• WORK TO DO: Across the material below, how many lines contain the word "about"? Give only the number.

Data records:
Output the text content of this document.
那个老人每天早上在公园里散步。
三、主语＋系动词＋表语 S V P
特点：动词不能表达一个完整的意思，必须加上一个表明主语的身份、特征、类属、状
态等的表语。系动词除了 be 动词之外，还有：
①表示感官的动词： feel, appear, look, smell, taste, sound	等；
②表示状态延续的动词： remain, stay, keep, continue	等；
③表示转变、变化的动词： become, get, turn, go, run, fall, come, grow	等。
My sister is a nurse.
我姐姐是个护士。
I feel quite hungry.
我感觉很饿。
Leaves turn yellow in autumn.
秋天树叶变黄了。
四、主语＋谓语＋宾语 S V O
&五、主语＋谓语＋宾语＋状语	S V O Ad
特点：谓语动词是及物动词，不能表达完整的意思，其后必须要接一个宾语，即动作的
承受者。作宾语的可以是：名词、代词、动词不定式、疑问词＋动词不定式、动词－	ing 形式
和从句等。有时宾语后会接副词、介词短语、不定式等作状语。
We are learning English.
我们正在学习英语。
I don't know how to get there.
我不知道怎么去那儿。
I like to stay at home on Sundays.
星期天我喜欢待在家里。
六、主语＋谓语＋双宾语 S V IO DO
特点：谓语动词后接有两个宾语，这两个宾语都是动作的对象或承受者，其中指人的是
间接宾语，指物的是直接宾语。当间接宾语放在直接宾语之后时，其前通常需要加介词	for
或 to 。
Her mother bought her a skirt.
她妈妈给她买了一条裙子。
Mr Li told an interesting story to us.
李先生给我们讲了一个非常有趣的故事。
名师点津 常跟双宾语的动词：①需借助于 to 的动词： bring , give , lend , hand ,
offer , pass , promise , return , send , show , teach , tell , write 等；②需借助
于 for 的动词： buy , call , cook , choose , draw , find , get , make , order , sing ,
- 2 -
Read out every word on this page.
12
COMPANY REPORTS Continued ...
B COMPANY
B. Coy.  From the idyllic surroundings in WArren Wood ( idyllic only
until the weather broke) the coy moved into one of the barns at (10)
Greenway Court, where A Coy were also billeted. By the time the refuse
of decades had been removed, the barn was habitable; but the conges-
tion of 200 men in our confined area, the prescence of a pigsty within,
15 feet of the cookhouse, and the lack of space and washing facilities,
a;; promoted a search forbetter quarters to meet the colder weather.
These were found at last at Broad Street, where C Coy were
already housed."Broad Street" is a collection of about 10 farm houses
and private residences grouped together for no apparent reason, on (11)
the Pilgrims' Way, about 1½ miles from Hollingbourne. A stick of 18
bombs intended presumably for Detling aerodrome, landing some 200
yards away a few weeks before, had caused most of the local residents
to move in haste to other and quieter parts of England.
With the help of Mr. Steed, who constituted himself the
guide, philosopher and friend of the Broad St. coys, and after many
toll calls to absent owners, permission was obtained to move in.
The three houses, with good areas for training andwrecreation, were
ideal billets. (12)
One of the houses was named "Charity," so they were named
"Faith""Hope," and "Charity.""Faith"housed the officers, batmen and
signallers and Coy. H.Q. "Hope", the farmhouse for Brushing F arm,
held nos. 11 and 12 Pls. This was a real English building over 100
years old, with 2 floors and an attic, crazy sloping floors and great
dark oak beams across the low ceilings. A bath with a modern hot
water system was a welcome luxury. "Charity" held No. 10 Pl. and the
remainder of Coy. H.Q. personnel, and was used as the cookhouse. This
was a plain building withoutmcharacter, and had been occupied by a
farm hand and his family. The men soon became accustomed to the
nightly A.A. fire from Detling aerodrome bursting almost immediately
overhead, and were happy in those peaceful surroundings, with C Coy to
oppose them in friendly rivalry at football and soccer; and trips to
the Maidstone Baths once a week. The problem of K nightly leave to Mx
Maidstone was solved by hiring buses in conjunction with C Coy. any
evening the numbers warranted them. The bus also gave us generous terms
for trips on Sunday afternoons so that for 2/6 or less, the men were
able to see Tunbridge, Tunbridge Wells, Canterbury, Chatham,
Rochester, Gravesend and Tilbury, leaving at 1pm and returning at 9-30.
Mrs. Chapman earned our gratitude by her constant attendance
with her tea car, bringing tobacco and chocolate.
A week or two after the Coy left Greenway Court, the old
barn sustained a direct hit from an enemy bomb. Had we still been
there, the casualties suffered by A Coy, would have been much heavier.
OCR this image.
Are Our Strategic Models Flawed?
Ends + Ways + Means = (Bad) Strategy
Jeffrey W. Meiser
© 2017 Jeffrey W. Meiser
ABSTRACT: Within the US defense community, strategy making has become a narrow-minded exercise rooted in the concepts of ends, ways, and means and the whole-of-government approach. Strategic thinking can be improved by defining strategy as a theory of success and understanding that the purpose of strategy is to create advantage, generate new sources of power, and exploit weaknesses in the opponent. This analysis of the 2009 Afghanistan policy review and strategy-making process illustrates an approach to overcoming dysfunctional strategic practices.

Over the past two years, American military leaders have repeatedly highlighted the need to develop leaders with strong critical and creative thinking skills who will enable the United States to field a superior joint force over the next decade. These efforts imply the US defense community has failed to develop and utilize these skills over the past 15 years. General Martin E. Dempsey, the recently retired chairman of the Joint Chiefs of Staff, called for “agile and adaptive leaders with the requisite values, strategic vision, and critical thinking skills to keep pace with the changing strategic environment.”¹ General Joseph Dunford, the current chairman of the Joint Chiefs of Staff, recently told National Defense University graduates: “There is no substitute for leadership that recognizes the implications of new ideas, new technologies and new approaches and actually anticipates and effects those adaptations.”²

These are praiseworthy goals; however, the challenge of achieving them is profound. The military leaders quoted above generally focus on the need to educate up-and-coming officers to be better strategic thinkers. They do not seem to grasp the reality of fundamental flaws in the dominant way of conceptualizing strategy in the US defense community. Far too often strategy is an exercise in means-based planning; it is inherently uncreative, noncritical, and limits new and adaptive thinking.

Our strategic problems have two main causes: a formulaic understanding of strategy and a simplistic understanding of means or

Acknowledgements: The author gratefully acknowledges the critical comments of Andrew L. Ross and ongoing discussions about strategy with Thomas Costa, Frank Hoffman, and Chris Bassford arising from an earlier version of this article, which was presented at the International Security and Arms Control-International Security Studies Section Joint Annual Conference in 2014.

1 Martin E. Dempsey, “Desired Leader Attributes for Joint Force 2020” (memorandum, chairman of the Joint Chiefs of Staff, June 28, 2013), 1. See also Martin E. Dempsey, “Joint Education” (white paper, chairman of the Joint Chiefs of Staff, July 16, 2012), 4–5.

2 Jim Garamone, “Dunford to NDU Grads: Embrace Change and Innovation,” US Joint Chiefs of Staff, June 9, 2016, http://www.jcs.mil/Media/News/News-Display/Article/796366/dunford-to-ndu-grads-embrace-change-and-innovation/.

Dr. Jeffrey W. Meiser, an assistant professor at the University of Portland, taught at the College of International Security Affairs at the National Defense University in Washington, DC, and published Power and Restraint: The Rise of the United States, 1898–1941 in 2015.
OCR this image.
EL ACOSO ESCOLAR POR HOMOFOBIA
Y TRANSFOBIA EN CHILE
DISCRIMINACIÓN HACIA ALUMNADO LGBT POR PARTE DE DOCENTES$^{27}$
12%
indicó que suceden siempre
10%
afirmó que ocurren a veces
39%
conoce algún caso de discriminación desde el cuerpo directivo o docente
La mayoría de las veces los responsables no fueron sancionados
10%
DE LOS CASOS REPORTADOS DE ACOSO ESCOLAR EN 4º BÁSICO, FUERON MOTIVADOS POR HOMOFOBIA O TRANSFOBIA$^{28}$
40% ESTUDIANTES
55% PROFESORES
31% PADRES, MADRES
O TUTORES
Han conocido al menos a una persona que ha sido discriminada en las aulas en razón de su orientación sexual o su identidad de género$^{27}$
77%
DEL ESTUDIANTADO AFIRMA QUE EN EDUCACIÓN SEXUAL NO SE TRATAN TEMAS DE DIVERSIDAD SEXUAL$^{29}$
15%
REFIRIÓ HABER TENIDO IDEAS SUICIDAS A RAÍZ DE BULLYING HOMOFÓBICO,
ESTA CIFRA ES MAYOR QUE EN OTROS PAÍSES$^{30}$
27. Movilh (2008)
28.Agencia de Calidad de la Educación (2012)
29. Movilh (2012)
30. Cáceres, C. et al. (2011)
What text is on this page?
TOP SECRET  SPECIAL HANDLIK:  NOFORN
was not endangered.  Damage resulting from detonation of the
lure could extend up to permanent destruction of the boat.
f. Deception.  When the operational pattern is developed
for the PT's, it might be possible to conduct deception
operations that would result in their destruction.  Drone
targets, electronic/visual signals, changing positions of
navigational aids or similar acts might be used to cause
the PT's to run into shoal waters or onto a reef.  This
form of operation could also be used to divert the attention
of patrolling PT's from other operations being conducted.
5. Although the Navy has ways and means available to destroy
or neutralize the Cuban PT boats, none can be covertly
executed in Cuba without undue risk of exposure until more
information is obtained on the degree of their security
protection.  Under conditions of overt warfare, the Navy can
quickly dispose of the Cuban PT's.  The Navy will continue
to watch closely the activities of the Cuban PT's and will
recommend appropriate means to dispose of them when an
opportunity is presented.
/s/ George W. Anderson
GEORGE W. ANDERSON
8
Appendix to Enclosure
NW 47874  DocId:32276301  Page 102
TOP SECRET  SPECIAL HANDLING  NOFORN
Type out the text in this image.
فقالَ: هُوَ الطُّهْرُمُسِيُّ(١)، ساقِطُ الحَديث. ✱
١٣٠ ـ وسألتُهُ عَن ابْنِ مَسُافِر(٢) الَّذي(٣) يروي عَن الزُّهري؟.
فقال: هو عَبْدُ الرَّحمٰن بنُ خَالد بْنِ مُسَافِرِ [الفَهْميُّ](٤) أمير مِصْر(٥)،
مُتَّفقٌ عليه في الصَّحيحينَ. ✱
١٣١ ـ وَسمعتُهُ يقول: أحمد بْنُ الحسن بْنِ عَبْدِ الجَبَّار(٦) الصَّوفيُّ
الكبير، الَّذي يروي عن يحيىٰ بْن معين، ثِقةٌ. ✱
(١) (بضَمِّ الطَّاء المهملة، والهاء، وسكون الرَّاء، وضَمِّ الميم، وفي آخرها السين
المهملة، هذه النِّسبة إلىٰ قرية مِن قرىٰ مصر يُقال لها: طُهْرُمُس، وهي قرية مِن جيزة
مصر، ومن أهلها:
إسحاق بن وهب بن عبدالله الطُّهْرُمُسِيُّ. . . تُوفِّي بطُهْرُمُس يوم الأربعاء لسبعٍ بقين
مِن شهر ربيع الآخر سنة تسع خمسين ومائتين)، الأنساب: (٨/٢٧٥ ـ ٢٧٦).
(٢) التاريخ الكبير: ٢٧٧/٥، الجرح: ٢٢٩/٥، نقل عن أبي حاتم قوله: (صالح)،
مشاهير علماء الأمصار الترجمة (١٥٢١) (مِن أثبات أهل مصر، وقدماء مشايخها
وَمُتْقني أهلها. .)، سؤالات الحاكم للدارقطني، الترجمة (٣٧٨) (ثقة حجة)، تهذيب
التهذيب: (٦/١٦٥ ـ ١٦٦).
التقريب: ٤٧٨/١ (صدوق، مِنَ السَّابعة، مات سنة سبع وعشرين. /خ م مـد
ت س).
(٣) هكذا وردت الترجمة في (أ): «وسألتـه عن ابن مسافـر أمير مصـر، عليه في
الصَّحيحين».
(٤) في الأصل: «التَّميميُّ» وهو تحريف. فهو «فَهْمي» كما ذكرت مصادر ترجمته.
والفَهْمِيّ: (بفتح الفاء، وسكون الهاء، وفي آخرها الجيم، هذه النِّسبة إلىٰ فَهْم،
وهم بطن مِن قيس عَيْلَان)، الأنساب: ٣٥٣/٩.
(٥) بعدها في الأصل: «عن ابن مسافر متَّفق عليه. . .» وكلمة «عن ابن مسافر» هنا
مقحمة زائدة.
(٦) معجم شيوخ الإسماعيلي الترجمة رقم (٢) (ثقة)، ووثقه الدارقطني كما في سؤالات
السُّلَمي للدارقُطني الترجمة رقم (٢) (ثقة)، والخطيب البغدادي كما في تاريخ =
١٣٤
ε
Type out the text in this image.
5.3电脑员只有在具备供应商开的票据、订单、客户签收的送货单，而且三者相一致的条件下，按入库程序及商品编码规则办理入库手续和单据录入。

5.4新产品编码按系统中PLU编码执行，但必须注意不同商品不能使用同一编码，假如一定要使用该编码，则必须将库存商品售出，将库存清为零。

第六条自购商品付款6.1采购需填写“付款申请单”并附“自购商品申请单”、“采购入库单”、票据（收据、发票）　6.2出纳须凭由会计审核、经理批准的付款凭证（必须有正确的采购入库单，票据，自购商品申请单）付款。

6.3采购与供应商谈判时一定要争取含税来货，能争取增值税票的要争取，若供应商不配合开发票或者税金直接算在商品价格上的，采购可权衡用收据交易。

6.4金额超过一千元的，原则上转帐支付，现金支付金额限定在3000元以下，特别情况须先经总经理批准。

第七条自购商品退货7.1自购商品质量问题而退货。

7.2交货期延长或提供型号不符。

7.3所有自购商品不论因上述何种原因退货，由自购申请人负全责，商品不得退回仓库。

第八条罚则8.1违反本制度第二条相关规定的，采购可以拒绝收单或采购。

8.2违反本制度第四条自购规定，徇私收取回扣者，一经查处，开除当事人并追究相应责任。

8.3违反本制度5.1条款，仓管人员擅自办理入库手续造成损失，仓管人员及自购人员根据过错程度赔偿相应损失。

• EXERCISE OUTPUT: 3